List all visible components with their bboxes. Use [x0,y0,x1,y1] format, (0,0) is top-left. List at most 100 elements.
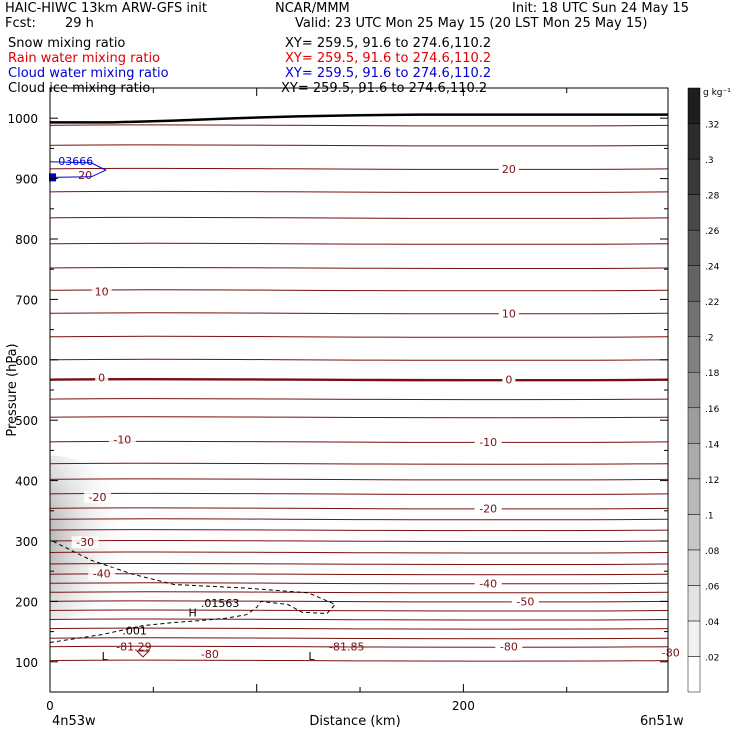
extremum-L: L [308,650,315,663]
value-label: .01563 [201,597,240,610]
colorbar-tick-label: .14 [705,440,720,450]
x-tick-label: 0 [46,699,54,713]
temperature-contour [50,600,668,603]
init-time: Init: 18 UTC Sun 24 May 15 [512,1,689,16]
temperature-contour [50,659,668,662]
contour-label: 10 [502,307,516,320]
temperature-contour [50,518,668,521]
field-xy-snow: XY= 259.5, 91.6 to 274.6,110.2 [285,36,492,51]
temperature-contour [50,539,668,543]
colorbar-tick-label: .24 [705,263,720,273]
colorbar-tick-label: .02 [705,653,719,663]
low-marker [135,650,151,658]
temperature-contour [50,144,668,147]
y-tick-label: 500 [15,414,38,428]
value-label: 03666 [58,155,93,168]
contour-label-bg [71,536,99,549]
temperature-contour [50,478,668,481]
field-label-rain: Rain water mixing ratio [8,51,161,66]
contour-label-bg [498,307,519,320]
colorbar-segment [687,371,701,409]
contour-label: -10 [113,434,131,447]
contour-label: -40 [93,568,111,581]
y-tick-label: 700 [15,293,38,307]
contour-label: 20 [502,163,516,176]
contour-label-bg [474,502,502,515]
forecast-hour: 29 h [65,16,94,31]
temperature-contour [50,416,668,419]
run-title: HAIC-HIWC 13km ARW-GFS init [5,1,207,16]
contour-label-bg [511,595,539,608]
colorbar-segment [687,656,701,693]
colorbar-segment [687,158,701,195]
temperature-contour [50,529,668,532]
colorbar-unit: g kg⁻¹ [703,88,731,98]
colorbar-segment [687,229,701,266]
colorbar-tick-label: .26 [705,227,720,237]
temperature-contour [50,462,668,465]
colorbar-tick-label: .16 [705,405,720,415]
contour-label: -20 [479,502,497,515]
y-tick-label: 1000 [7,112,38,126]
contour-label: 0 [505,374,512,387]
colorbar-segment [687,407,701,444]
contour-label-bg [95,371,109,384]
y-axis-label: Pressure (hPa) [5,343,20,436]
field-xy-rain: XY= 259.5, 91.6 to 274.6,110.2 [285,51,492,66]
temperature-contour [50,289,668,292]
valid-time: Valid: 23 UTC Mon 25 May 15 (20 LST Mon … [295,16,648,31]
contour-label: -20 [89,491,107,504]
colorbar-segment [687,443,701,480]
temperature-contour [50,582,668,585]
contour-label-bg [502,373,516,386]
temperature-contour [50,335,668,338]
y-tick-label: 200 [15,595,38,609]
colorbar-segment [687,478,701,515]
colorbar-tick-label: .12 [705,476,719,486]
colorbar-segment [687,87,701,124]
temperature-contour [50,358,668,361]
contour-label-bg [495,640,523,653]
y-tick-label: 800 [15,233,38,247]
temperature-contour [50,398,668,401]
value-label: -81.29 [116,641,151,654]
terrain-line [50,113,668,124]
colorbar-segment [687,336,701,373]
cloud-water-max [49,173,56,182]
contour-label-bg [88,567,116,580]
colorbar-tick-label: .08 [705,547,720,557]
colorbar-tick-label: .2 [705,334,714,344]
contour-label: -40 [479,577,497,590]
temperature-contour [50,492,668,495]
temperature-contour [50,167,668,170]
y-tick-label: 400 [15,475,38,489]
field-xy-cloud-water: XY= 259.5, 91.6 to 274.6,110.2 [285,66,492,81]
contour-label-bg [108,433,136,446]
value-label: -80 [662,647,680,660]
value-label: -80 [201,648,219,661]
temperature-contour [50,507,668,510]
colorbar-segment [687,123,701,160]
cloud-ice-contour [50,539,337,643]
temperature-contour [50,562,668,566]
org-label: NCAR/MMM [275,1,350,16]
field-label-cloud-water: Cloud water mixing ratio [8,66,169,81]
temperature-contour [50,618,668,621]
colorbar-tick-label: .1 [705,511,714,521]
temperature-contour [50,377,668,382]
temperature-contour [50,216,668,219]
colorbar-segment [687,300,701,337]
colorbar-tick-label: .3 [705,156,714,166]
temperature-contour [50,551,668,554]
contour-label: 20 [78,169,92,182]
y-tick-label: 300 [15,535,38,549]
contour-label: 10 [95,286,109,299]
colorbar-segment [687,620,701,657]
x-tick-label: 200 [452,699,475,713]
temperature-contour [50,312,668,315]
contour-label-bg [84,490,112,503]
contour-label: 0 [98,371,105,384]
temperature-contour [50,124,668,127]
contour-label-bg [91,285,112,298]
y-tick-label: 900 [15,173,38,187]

============================================================

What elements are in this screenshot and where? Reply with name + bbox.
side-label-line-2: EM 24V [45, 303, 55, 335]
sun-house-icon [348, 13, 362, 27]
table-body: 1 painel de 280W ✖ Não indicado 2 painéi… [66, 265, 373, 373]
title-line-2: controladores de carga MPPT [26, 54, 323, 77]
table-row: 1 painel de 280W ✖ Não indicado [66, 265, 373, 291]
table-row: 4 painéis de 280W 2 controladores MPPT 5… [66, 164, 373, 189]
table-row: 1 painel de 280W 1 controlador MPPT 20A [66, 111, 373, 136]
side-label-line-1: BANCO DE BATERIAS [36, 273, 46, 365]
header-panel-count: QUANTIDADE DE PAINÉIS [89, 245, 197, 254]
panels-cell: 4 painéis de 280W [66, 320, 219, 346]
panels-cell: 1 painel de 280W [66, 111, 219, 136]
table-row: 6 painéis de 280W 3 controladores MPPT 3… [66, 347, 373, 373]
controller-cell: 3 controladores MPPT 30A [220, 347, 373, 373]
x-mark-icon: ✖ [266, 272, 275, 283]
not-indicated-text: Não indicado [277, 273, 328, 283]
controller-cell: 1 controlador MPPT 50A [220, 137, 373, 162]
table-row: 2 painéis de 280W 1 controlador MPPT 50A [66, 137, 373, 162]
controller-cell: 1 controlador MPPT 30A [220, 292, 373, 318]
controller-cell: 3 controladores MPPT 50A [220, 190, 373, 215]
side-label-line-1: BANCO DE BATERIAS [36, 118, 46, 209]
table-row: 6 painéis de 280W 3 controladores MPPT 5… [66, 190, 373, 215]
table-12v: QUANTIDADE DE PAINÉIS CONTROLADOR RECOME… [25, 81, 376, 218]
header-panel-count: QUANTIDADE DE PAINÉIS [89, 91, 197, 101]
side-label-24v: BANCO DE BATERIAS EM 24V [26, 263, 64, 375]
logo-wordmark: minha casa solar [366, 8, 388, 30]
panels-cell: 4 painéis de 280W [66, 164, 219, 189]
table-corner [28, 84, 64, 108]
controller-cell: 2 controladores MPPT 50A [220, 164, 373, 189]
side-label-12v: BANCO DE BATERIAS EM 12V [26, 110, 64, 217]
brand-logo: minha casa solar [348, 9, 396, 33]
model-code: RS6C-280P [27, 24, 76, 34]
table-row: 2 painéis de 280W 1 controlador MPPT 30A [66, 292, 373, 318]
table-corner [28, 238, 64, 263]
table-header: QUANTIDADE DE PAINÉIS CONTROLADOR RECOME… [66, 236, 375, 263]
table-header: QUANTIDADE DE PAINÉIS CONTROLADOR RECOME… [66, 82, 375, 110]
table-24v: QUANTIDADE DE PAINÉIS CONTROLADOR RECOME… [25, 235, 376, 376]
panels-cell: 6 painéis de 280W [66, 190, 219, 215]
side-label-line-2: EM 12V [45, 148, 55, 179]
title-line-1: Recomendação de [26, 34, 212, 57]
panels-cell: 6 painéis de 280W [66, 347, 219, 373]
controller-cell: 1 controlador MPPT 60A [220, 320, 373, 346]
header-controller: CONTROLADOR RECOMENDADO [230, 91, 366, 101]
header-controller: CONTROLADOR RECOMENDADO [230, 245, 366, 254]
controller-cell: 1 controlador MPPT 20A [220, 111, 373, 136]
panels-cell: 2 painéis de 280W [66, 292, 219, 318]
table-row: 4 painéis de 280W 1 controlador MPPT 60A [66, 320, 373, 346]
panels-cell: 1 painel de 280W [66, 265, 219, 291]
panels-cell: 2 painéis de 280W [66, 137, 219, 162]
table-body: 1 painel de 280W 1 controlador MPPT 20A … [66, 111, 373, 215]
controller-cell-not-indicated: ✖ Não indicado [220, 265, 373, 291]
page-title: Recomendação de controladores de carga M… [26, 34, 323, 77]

============================================================

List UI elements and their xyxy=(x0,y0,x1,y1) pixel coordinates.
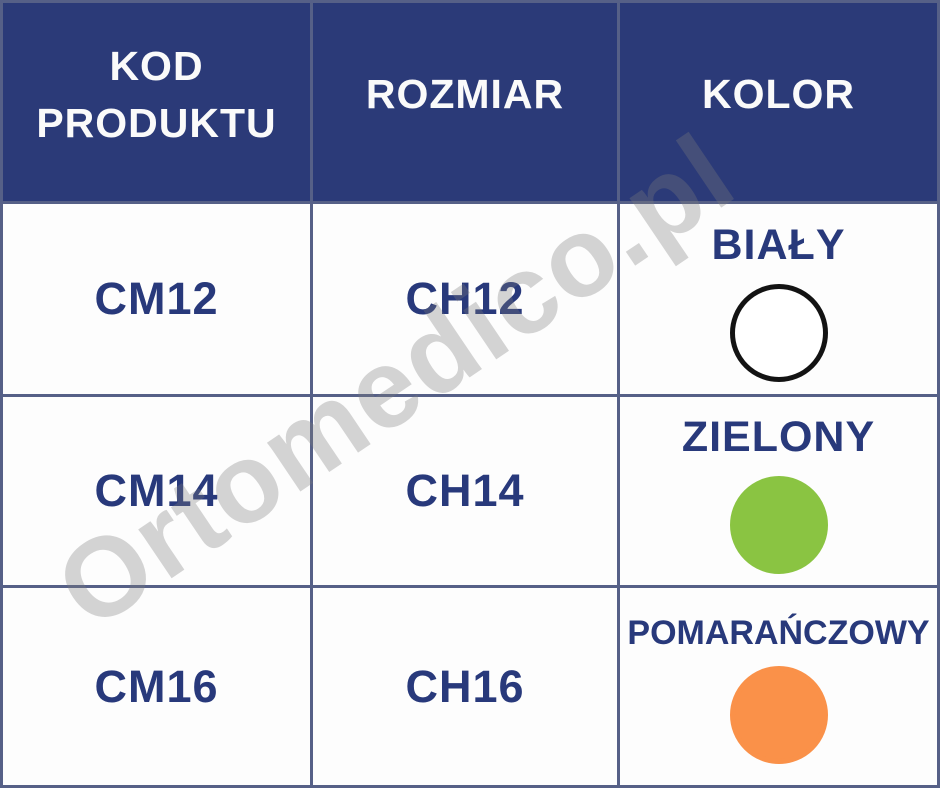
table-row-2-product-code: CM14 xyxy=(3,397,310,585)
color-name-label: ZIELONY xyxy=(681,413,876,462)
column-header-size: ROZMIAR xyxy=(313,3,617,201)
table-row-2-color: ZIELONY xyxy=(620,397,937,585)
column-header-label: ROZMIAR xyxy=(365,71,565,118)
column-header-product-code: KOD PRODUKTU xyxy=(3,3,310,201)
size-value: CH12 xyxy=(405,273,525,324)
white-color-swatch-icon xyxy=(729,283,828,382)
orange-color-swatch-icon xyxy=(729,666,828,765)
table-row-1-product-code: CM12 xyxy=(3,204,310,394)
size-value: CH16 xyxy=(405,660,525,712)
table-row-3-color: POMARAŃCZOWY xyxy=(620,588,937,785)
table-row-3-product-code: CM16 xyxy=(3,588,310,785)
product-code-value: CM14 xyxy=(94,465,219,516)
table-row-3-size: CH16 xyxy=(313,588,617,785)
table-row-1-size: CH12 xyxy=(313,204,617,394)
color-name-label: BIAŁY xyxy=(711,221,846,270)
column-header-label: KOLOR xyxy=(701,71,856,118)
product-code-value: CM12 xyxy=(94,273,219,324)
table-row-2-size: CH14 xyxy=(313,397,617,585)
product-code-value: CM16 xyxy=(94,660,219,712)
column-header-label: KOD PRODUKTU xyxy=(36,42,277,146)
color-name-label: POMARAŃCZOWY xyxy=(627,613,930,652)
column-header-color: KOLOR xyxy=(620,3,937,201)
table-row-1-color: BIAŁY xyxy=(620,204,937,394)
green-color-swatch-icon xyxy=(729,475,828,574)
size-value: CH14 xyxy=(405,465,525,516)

============================================================

### DETTAGLI DELL'ESERCIZIO
Riporti il tratto che va dalla riga contenente "table-row-2-product-code: CM14 xyxy=(3,397,310,585)" fino alla riga contenente "column-header-label: ROZMIAR xyxy=(365,71,565,118)", estremi inclusi, rinominando "ZIELONY" in "NIEBIESKI" e lasciando invariato tutto il resto.

### COMPITO SVOLTO
table-row-2-product-code: CM14 xyxy=(3,397,310,585)
color-name-label: NIEBIESKI xyxy=(681,413,876,462)
column-header-size: ROZMIAR xyxy=(313,3,617,201)
table-row-2-color: NIEBIESKI xyxy=(620,397,937,585)
column-header-label: ROZMIAR xyxy=(365,71,565,118)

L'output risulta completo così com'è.